--- start ---

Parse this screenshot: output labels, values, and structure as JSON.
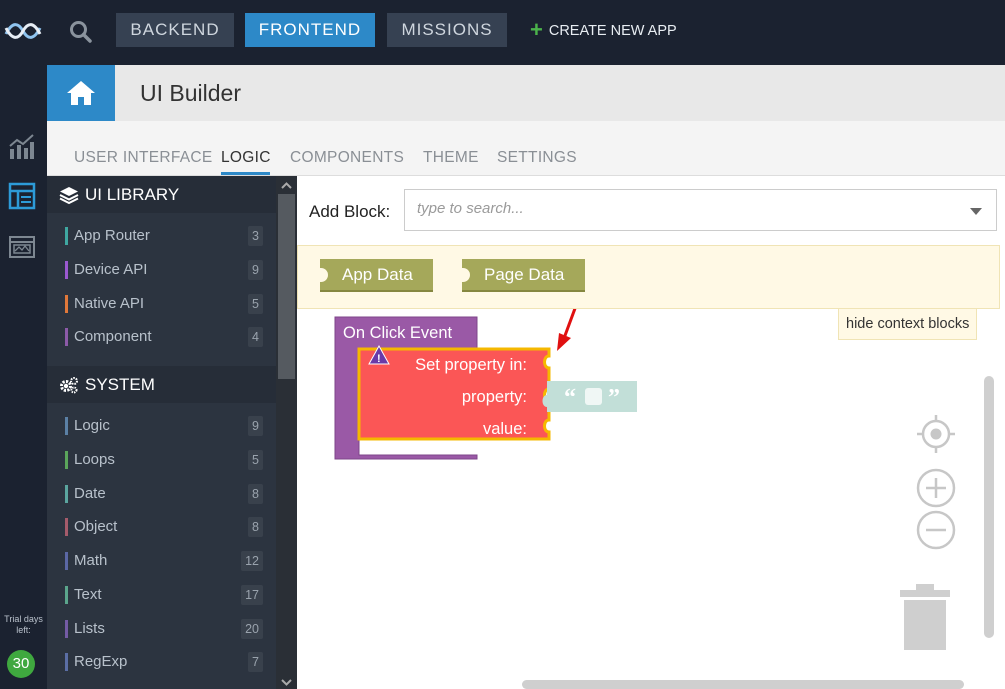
{
  "topbar": {
    "tabs": [
      {
        "label": "BACKEND",
        "active": false
      },
      {
        "label": "FRONTEND",
        "active": true
      },
      {
        "label": "MISSIONS",
        "active": false
      }
    ],
    "create_app": "CREATE NEW APP"
  },
  "rail": {
    "trial_label": "Trial days left:",
    "trial_days": "30"
  },
  "header": {
    "title": "UI Builder"
  },
  "subtabs": [
    {
      "label": "USER INTERFACE",
      "active": false
    },
    {
      "label": "LOGIC",
      "active": true
    },
    {
      "label": "COMPONENTS",
      "active": false
    },
    {
      "label": "THEME",
      "active": false
    },
    {
      "label": "SETTINGS",
      "active": false
    }
  ],
  "library": {
    "sections": [
      {
        "title": "UI LIBRARY",
        "icon": "layers-icon",
        "items": [
          {
            "label": "App Router",
            "count": "3",
            "color": "#3fa7a1"
          },
          {
            "label": "Device API",
            "count": "9",
            "color": "#9b59d0"
          },
          {
            "label": "Native API",
            "count": "5",
            "color": "#e0783a"
          },
          {
            "label": "Component",
            "count": "4",
            "color": "#8c5aa8"
          }
        ]
      },
      {
        "title": "SYSTEM",
        "icon": "gears-icon",
        "items": [
          {
            "label": "Logic",
            "count": "9",
            "color": "#5b80a5"
          },
          {
            "label": "Loops",
            "count": "5",
            "color": "#5ba55b"
          },
          {
            "label": "Date",
            "count": "8",
            "color": "#5ba59f"
          },
          {
            "label": "Object",
            "count": "8",
            "color": "#a55b6b"
          },
          {
            "label": "Math",
            "count": "12",
            "color": "#5b67a5"
          },
          {
            "label": "Text",
            "count": "17",
            "color": "#5ba58c"
          },
          {
            "label": "Lists",
            "count": "20",
            "color": "#745ba5"
          },
          {
            "label": "RegExp",
            "count": "7",
            "color": "#5b6ea5"
          }
        ]
      }
    ]
  },
  "workspace": {
    "add_block_label": "Add Block:",
    "search_placeholder": "type to search...",
    "context_blocks": [
      "App Data",
      "Page Data"
    ],
    "hide_context": "hide context blocks",
    "event_block": "On Click Event",
    "set_block": {
      "title": "Set property in:",
      "property_label": "property:",
      "value_label": "value:",
      "string_open": "“",
      "string_close": "”"
    },
    "colors": {
      "event": "#9a59a6",
      "set_property": "#fb5656",
      "set_property_border": "#f5b800",
      "string_block": "#c2dfd8",
      "context_block": "#a5a85a",
      "accent": "#2d89c8"
    }
  }
}
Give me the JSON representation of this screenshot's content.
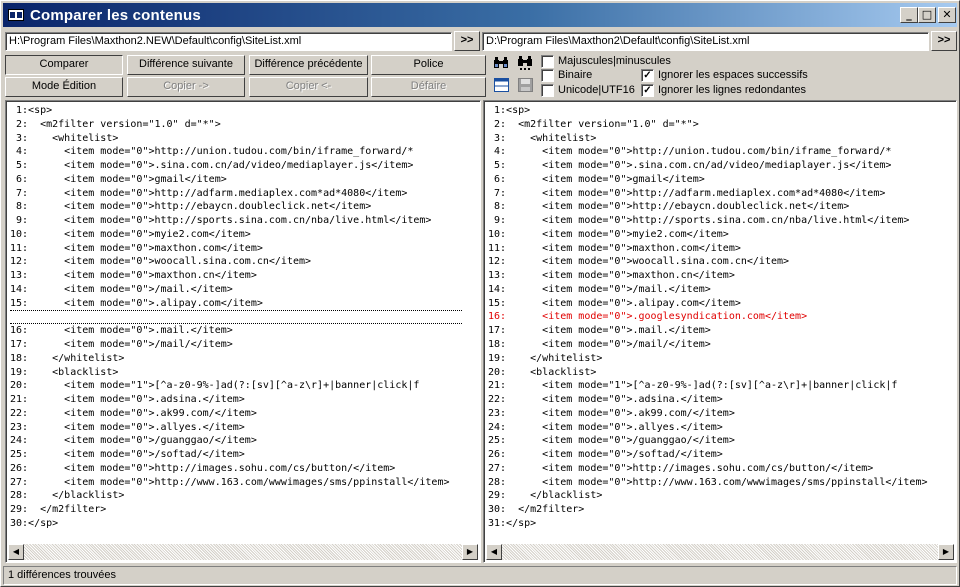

--- end ---

YOUR OBJECTIVE -> Pick out the lines that include the word "count" and write them out.

FINISHED EXERCISE ->
            "count": "3",
            "count": "9",
            "count": "5",
            "count": "4",
            "count": "9",
            "count": "5",
            "count": "8",
            "count": "8",
            "count": "12",
            "count": "17",
            "count": "20",
            "count": "7",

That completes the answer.